Items from a data source:
-------

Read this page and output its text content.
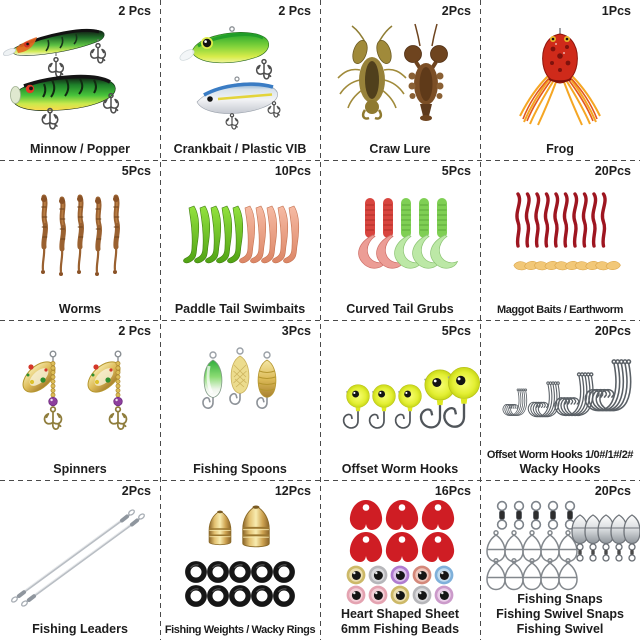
2 Pcs
Minnow / Popper
2 Pcs
Crankbait / Plastic VIB
2Pcs
Craw Lure
1Pcs
Frog
5Pcs
Worms
10Pcs
Paddle Tail Swimbaits
5Pcs
Curved Tail Grubs
20Pcs
Maggot Baits / Earthworm
2 Pcs
Spinners
3Pcs
Fishing Spoons
5Pcs
Offset Worm Hooks
20Pcs
Offset Worm Hooks 1/0#/1#/2#
Wacky Hooks
2Pcs
Fishing Leaders
12Pcs
Fishing Weights / Wacky Rings
16Pcs
Heart Shaped Sheet
6mm Fishing Beads
20Pcs
Fishing Snaps
Fishing Swivel Snaps
Fishing Swivel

-------

## What is being asked
Quote the material exactly. Pictures stay out.

## Response to this task
Read this page and output its text content.
2 Pcs
Minnow / Popper
2 Pcs
Crankbait / Plastic VIB
2Pcs
Craw Lure
1Pcs
Frog
5Pcs
Worms
10Pcs
Paddle Tail Swimbaits
5Pcs
Curved Tail Grubs
20Pcs
Maggot Baits / Earthworm
2 Pcs
Spinners
3Pcs
Fishing Spoons
5Pcs
Offset Worm Hooks
20Pcs
Offset Worm Hooks 1/0#/1#/2#
Wacky Hooks
2Pcs
Fishing Leaders
12Pcs
Fishing Weights / Wacky Rings
16Pcs
Heart Shaped Sheet
6mm Fishing Beads
20Pcs
Fishing Snaps
Fishing Swivel Snaps
Fishing Swivel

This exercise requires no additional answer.